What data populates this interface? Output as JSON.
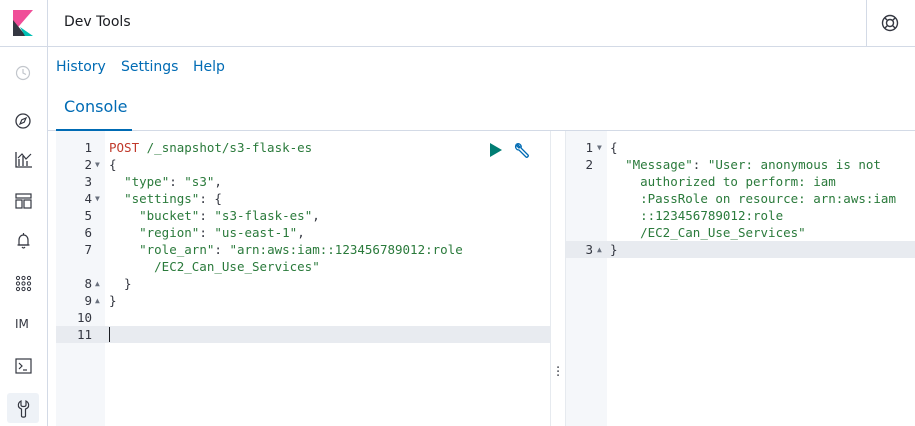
{
  "header": {
    "app_title": "Dev Tools",
    "logo_icon": "kibana-logo-icon",
    "help_icon": "help-lifebuoy-icon"
  },
  "sidenav": {
    "items": [
      {
        "name": "recently-viewed-icon",
        "active": false
      },
      {
        "name": "discover-compass-icon",
        "active": false
      },
      {
        "name": "visualize-chart-icon",
        "active": false
      },
      {
        "name": "dashboard-icon",
        "active": false
      },
      {
        "name": "alerting-bell-icon",
        "active": false
      },
      {
        "name": "apps-grid-icon",
        "active": false
      },
      {
        "name": "index-management-label",
        "label": "IM",
        "active": false
      },
      {
        "name": "console-terminal-icon",
        "active": false
      },
      {
        "name": "management-wrench-icon",
        "active": true
      }
    ]
  },
  "menu": {
    "history": "History",
    "settings": "Settings",
    "help": "Help"
  },
  "tabs": {
    "console": "Console"
  },
  "request_editor": {
    "lines": [
      {
        "num": "1",
        "fold": "",
        "text": [
          [
            "kw",
            "POST "
          ],
          [
            "path",
            "/_snapshot/s3-flask-es"
          ]
        ]
      },
      {
        "num": "2",
        "fold": "down",
        "text": [
          [
            "punc",
            "{"
          ]
        ]
      },
      {
        "num": "3",
        "fold": "",
        "text": [
          [
            "punc",
            "  "
          ],
          [
            "key",
            "\"type\""
          ],
          [
            "punc",
            ": "
          ],
          [
            "str",
            "\"s3\""
          ],
          [
            "punc",
            ","
          ]
        ]
      },
      {
        "num": "4",
        "fold": "down",
        "text": [
          [
            "punc",
            "  "
          ],
          [
            "key",
            "\"settings\""
          ],
          [
            "punc",
            ": {"
          ]
        ]
      },
      {
        "num": "5",
        "fold": "",
        "text": [
          [
            "punc",
            "    "
          ],
          [
            "key",
            "\"bucket\""
          ],
          [
            "punc",
            ": "
          ],
          [
            "str",
            "\"s3-flask-es\""
          ],
          [
            "punc",
            ","
          ]
        ]
      },
      {
        "num": "6",
        "fold": "",
        "text": [
          [
            "punc",
            "    "
          ],
          [
            "key",
            "\"region\""
          ],
          [
            "punc",
            ": "
          ],
          [
            "str",
            "\"us-east-1\""
          ],
          [
            "punc",
            ","
          ]
        ]
      },
      {
        "num": "7",
        "fold": "",
        "text": [
          [
            "punc",
            "    "
          ],
          [
            "key",
            "\"role_arn\""
          ],
          [
            "punc",
            ": "
          ],
          [
            "str",
            "\"arn:aws:iam::123456789012:role"
          ]
        ]
      },
      {
        "num": "",
        "fold": "",
        "text": [
          [
            "punc",
            "      "
          ],
          [
            "str",
            "/EC2_Can_Use_Services\""
          ]
        ]
      },
      {
        "num": "8",
        "fold": "up",
        "text": [
          [
            "punc",
            "  }"
          ]
        ]
      },
      {
        "num": "9",
        "fold": "up",
        "text": [
          [
            "punc",
            "}"
          ]
        ]
      },
      {
        "num": "10",
        "fold": "",
        "text": []
      },
      {
        "num": "11",
        "fold": "",
        "text": [],
        "active": true
      }
    ],
    "play_icon": "play-request-icon",
    "wrench_icon": "request-options-wrench-icon"
  },
  "response_editor": {
    "lines": [
      {
        "num": "1",
        "fold": "down",
        "text": [
          [
            "punc",
            "{"
          ]
        ]
      },
      {
        "num": "2",
        "fold": "",
        "text": [
          [
            "punc",
            "  "
          ],
          [
            "key",
            "\"Message\""
          ],
          [
            "punc",
            ": "
          ],
          [
            "str",
            "\"User: anonymous is not"
          ]
        ]
      },
      {
        "num": "",
        "fold": "",
        "text": [
          [
            "punc",
            "    "
          ],
          [
            "str",
            "authorized to perform: iam"
          ]
        ]
      },
      {
        "num": "",
        "fold": "",
        "text": [
          [
            "punc",
            "    "
          ],
          [
            "str",
            ":PassRole on resource: arn:aws:iam"
          ]
        ]
      },
      {
        "num": "",
        "fold": "",
        "text": [
          [
            "punc",
            "    "
          ],
          [
            "str",
            "::123456789012:role"
          ]
        ]
      },
      {
        "num": "",
        "fold": "",
        "text": [
          [
            "punc",
            "    "
          ],
          [
            "str",
            "/EC2_Can_Use_Services\""
          ]
        ]
      },
      {
        "num": "3",
        "fold": "up",
        "text": [
          [
            "punc",
            "}"
          ]
        ],
        "active": true
      }
    ]
  },
  "colors": {
    "accent": "#006bb4",
    "play_green": "#017d73",
    "keyword_red": "#c0392b",
    "string_green": "#2a7a3b"
  }
}
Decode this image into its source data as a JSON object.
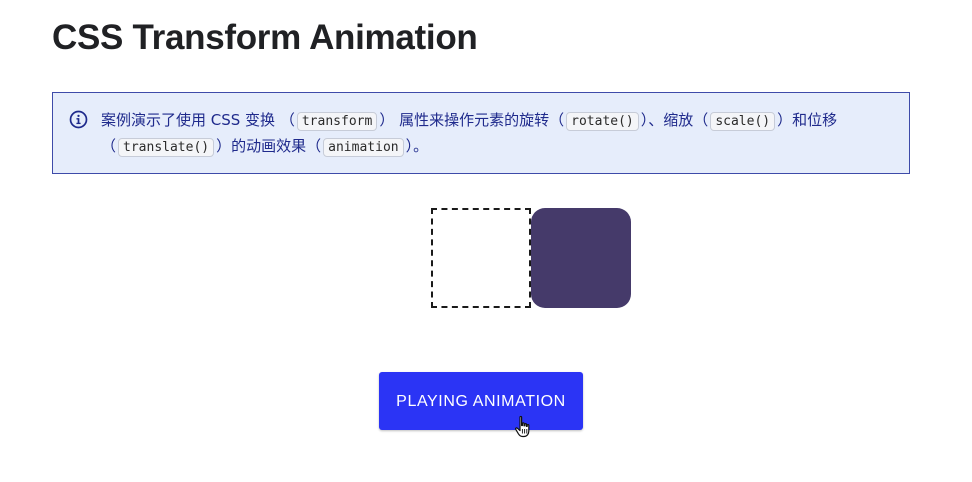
{
  "page": {
    "title": "CSS Transform Animation"
  },
  "info": {
    "icon": "info-circle-icon",
    "accent_color": "#3e4ba9",
    "background_color": "#e6edfb",
    "line1_text1": "案例演示了使用 CSS 变换",
    "line1_code1": "transform",
    "line1_text2": "属性来操作元素的旋转",
    "line1_code2": "rotate()",
    "line1_text3": "、缩放",
    "line1_code3": "scale()",
    "line1_text4": "和位移",
    "line2_code1": "translate()",
    "line2_text1": "的动画效果",
    "line2_code2": "animation",
    "line2_text2": "。",
    "paren_open": "（",
    "paren_close": "）"
  },
  "demo": {
    "animated_box_color": "#453a6a"
  },
  "button": {
    "label": "PLAYING ANIMATION",
    "color": "#2b34f5"
  },
  "cursor": {
    "icon": "hand-pointer-icon"
  }
}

************

### Exercise details
Reproduce every entry exactly, but omit each picture.

### Solution for this problem
What data populates this interface? Output as JSON.
{
  "header": {
    "app_title": "Dev Tools",
    "logo_icon": "kibana-logo-icon",
    "help_icon": "help-lifebuoy-icon"
  },
  "sidenav": {
    "items": [
      {
        "name": "recently-viewed-icon",
        "active": false
      },
      {
        "name": "discover-compass-icon",
        "active": false
      },
      {
        "name": "visualize-chart-icon",
        "active": false
      },
      {
        "name": "dashboard-icon",
        "active": false
      },
      {
        "name": "alerting-bell-icon",
        "active": false
      },
      {
        "name": "apps-grid-icon",
        "active": false
      },
      {
        "name": "index-management-label",
        "label": "IM",
        "active": false
      },
      {
        "name": "console-terminal-icon",
        "active": false
      },
      {
        "name": "management-wrench-icon",
        "active": true
      }
    ]
  },
  "menu": {
    "history": "History",
    "settings": "Settings",
    "help": "Help"
  },
  "tabs": {
    "console": "Console"
  },
  "request_editor": {
    "lines": [
      {
        "num": "1",
        "fold": "",
        "text": [
          [
            "kw",
            "POST "
          ],
          [
            "path",
            "/_snapshot/s3-flask-es"
          ]
        ]
      },
      {
        "num": "2",
        "fold": "down",
        "text": [
          [
            "punc",
            "{"
          ]
        ]
      },
      {
        "num": "3",
        "fold": "",
        "text": [
          [
            "punc",
            "  "
          ],
          [
            "key",
            "\"type\""
          ],
          [
            "punc",
            ": "
          ],
          [
            "str",
            "\"s3\""
          ],
          [
            "punc",
            ","
          ]
        ]
      },
      {
        "num": "4",
        "fold": "down",
        "text": [
          [
            "punc",
            "  "
          ],
          [
            "key",
            "\"settings\""
          ],
          [
            "punc",
            ": {"
          ]
        ]
      },
      {
        "num": "5",
        "fold": "",
        "text": [
          [
            "punc",
            "    "
          ],
          [
            "key",
            "\"bucket\""
          ],
          [
            "punc",
            ": "
          ],
          [
            "str",
            "\"s3-flask-es\""
          ],
          [
            "punc",
            ","
          ]
        ]
      },
      {
        "num": "6",
        "fold": "",
        "text": [
          [
            "punc",
            "    "
          ],
          [
            "key",
            "\"region\""
          ],
          [
            "punc",
            ": "
          ],
          [
            "str",
            "\"us-east-1\""
          ],
          [
            "punc",
            ","
          ]
        ]
      },
      {
        "num": "7",
        "fold": "",
        "text": [
          [
            "punc",
            "    "
          ],
          [
            "key",
            "\"role_arn\""
          ],
          [
            "punc",
            ": "
          ],
          [
            "str",
            "\"arn:aws:iam::123456789012:role"
          ]
        ]
      },
      {
        "num": "",
        "fold": "",
        "text": [
          [
            "punc",
            "      "
          ],
          [
            "str",
            "/EC2_Can_Use_Services\""
          ]
        ]
      },
      {
        "num": "8",
        "fold": "up",
        "text": [
          [
            "punc",
            "  }"
          ]
        ]
      },
      {
        "num": "9",
        "fold": "up",
        "text": [
          [
            "punc",
            "}"
          ]
        ]
      },
      {
        "num": "10",
        "fold": "",
        "text": []
      },
      {
        "num": "11",
        "fold": "",
        "text": [],
        "active": true
      }
    ],
    "play_icon": "play-request-icon",
    "wrench_icon": "request-options-wrench-icon"
  },
  "response_editor": {
    "lines": [
      {
        "num": "1",
        "fold": "down",
        "text": [
          [
            "punc",
            "{"
          ]
        ]
      },
      {
        "num": "2",
        "fold": "",
        "text": [
          [
            "punc",
            "  "
          ],
          [
            "key",
            "\"Message\""
          ],
          [
            "punc",
            ": "
          ],
          [
            "str",
            "\"User: anonymous is not"
          ]
        ]
      },
      {
        "num": "",
        "fold": "",
        "text": [
          [
            "punc",
            "    "
          ],
          [
            "str",
            "authorized to perform: iam"
          ]
        ]
      },
      {
        "num": "",
        "fold": "",
        "text": [
          [
            "punc",
            "    "
          ],
          [
            "str",
            ":PassRole on resource: arn:aws:iam"
          ]
        ]
      },
      {
        "num": "",
        "fold": "",
        "text": [
          [
            "punc",
            "    "
          ],
          [
            "str",
            "::123456789012:role"
          ]
        ]
      },
      {
        "num": "",
        "fold": "",
        "text": [
          [
            "punc",
            "    "
          ],
          [
            "str",
            "/EC2_Can_Use_Services\""
          ]
        ]
      },
      {
        "num": "3",
        "fold": "up",
        "text": [
          [
            "punc",
            "}"
          ]
        ],
        "active": true
      }
    ]
  },
  "colors": {
    "accent": "#006bb4",
    "play_green": "#017d73",
    "keyword_red": "#c0392b",
    "string_green": "#2a7a3b"
  }
}
Decode this image into its source data as a JSON object.
{
  "page": {
    "title": "CSS Transform Animation"
  },
  "info": {
    "icon": "info-circle-icon",
    "accent_color": "#3e4ba9",
    "background_color": "#e6edfb",
    "line1_text1": "案例演示了使用 CSS 变换",
    "line1_code1": "transform",
    "line1_text2": "属性来操作元素的旋转",
    "line1_code2": "rotate()",
    "line1_text3": "、缩放",
    "line1_code3": "scale()",
    "line1_text4": "和位移",
    "line2_code1": "translate()",
    "line2_text1": "的动画效果",
    "line2_code2": "animation",
    "line2_text2": "。",
    "paren_open": "（",
    "paren_close": "）"
  },
  "demo": {
    "animated_box_color": "#453a6a"
  },
  "button": {
    "label": "PLAYING ANIMATION",
    "color": "#2b34f5"
  },
  "cursor": {
    "icon": "hand-pointer-icon"
  }
}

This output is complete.